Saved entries
▶

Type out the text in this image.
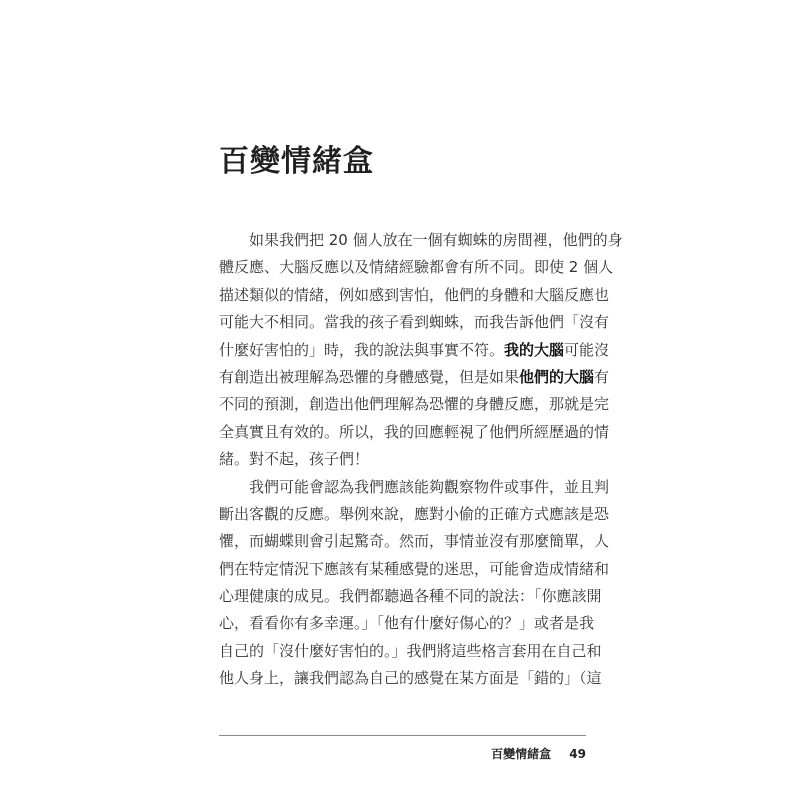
百變情緒盒
　　如果我們把 20 個人放在一個有蜘蛛的房間裡，他們的身
體反應、大腦反應以及情緒經驗都會有所不同。即使 2 個人
描述類似的情緒，例如感到害怕，他們的身體和大腦反應也
可能大不相同。當我的孩子看到蜘蛛，而我告訴他們「沒有
什麼好害怕的」時，我的說法與事實不符。我的大腦可能沒
有創造出被理解為恐懼的身體感覺，但是如果他們的大腦有
不同的預測，創造出他們理解為恐懼的身體反應，那就是完
全真實且有效的。所以，我的回應輕視了他們所經歷過的情
緒。對不起，孩子們！
　　我們可能會認為我們應該能夠觀察物件或事件，並且判
斷出客觀的反應。舉例來說，應對小偷的正確方式應該是恐
懼，而蝴蝶則會引起驚奇。然而，事情並沒有那麼簡單，人
們在特定情況下應該有某種感覺的迷思，可能會造成情緒和
心理健康的成見。我們都聽過各種不同的說法：「你應該開
心，看看你有多幸運。」「他有什麼好傷心的？」或者是我
自己的「沒什麼好害怕的。」我們將這些格言套用在自己和
他人身上，讓我們認為自己的感覺在某方面是「錯的」（這
百變情緒盒 49
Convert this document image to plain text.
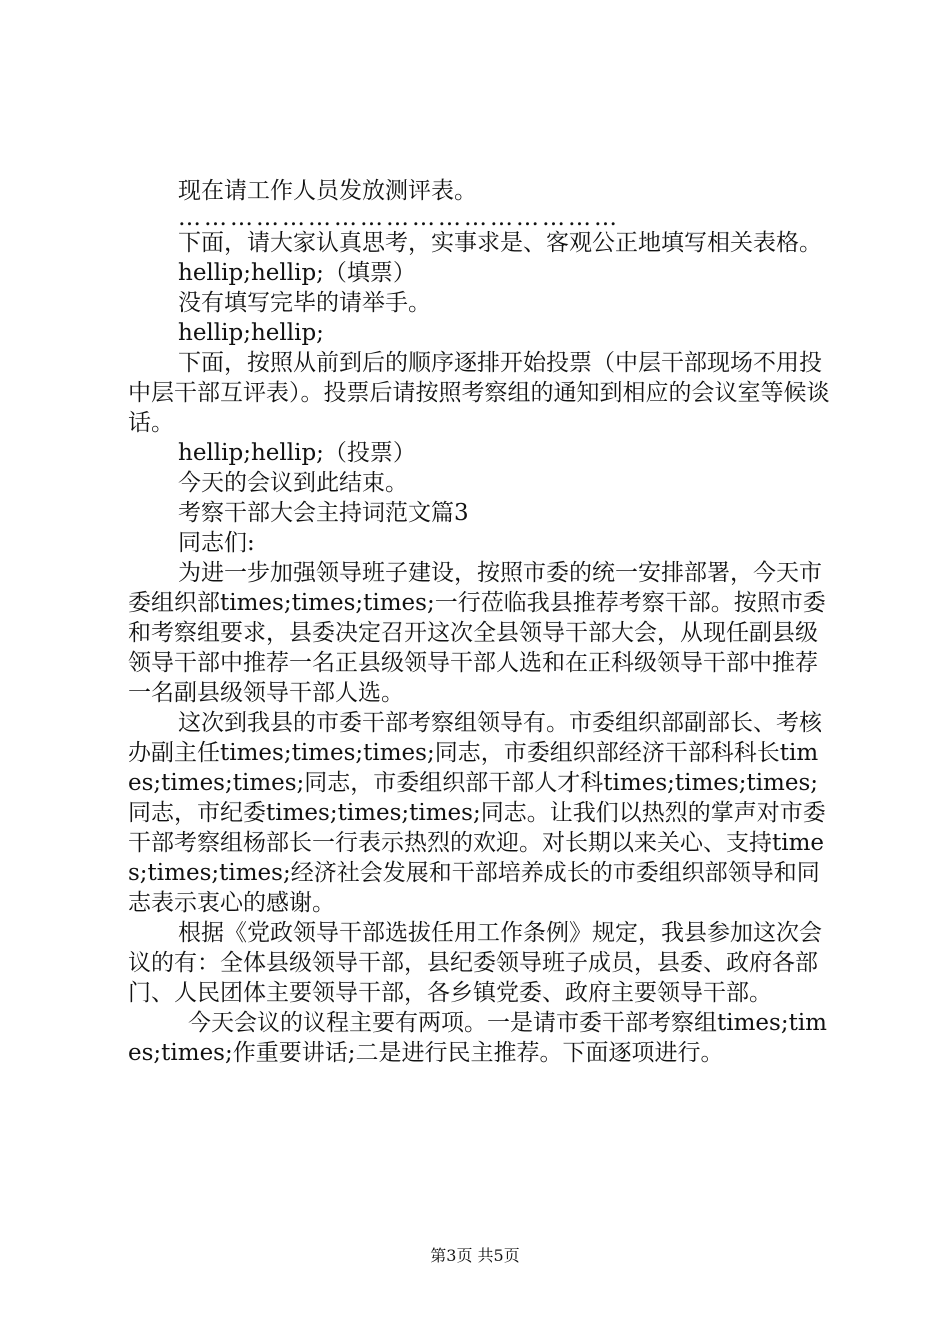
现在请工作人员发放测评表。

……………………………………………

下面，请大家认真思考，实事求是、客观公正地填写相关表格。

hellip;hellip;（填票）

没有填写完毕的请举手。

hellip;hellip;

下面，按照从前到后的顺序逐排开始投票（中层干部现场不用投中层干部互评表）。投票后请按照考察组的通知到相应的会议室等候谈话。

hellip;hellip;（投票）

今天的会议到此结束。

考察干部大会主持词范文篇3

同志们:

为进一步加强领导班子建设，按照市委的统一安排部署，今天市委组织部times;times;times;一行莅临我县推荐考察干部。按照市委和考察组要求，县委决定召开这次全县领导干部大会，从现任副县级领导干部中推荐一名正县级领导干部人选和在正科级领导干部中推荐一名副县级领导干部人选。

这次到我县的市委干部考察组领导有。市委组织部副部长、考核办副主任times;times;times;同志，市委组织部经济干部科科长times;times;times;同志，市委组织部干部人才科times;times;times;同志，市纪委times;times;times;同志。让我们以热烈的掌声对市委干部考察组杨部长一行表示热烈的欢迎。对长期以来关心、支持times;times;times;经济社会发展和干部培养成长的市委组织部领导和同志表示衷心的感谢。

根据《党政领导干部选拔任用工作条例》规定，我县参加这次会议的有：全体县级领导干部，县纪委领导班子成员，县委、政府各部门、人民团体主要领导干部，各乡镇党委、政府主要领导干部。

今天会议的议程主要有两项。一是请市委干部考察组times;times;times;作重要讲话;二是进行民主推荐。下面逐项进行。

第3页 共5页
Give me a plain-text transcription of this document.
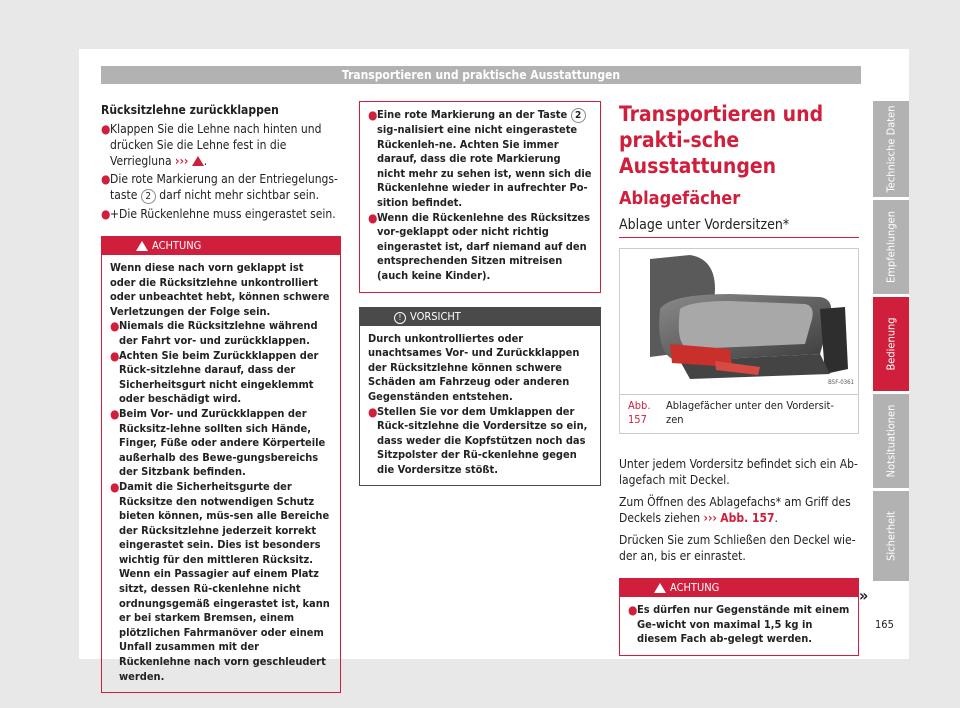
Transportieren und praktische Ausstattungen
Rücksitzlehne zurückklappen
● Klappen Sie die Lehne nach hinten und drücken Sie die Lehne fest in die Verriegluna ››› .
● Die rote Markierung an der Entriegelungs-taste 2 darf nicht mehr sichtbar sein.
● +Die Rückenlehne muss eingerastet sein.
ACHTUNG
Wenn diese nach vorn geklappt ist oder die Rücksitzlehne unkontrolliert oder unbeachtet hebt, können schwere Verletzungen der Folge sein.
● Niemals die Rücksitzlehne während der Fahrt vor- und zurückklappen.
● Achten Sie beim Zurückklappen der Rück-sitzlehne darauf, dass der Sicherheitsgurt nicht eingeklemmt oder beschädigt wird.
● Beim Vor- und Zurückklappen der Rücksitz-lehne sollten sich Hände, Finger, Füße oder andere Körperteile außerhalb des Bewe-gungsbereichs der Sitzbank befinden.
● Damit die Sicherheitsgurte der Rücksitze den notwendigen Schutz bieten können, müs-sen alle Bereiche der Rücksitzlehne jederzeit korrekt eingerastet sein. Dies ist besonders wichtig für den mittleren Rücksitz. Wenn ein Passagier auf einem Platz sitzt, dessen Rü-ckenlehne nicht ordnungsgemäß eingerastet ist, kann er bei starkem Bremsen, einem plötzlichen Fahrmanöver oder einem Unfall zusammen mit der Rückenlehne nach vorn geschleudert werden.
● Eine rote Markierung an der Taste 2 sig-nalisiert eine nicht eingerastete Rückenleh-ne. Achten Sie immer darauf, dass die rote Markierung nicht mehr zu sehen ist, wenn sich die Rückenlehne wieder in aufrechter Po-sition befindet.
● Wenn die Rückenlehne des Rücksitzes vor-geklappt oder nicht richtig eingerastet ist, darf niemand auf den entsprechenden Sitzen mitreisen (auch keine Kinder).
! VORSICHT
Durch unkontrolliertes oder unachtsames Vor- und Zurückklappen der Rücksitzlehne können schwere Schäden am Fahrzeug oder anderen Gegenständen entstehen.
● Stellen Sie vor dem Umklappen der Rück-sitzlehne die Vordersitze so ein, dass weder die Kopfstützen noch das Sitzpolster der Rü-ckenlehne gegen die Vordersitze stößt.
Transportieren und prakti-sche Ausstattungen
Ablagefächer
Ablage unter Vordersitzen*
B5F-0361
Abb. 157
Ablagefächer unter den Vordersit-zen

Unter jedem Vordersitz befindet sich ein Ab-lagefach mit Deckel.

Zum Öffnen des Ablagefachs* am Griff des Deckels ziehen ››› Abb. 157.

Drücken Sie zum Schließen den Deckel wie-der an, bis er einrastet.

ACHTUNG
● Es dürfen nur Gegenstände mit einem Ge-wicht von maximal 1,5 kg in diesem Fach ab-gelegt werden.
»
Technische Daten
Empfehlungen
Bedienung
Notsituationen
Sicherheit
165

◀

_TO DO:_ Say how many lines in the records contain the string "befindet", and say nothing else.

_WRITTEN ANSWER:_ 2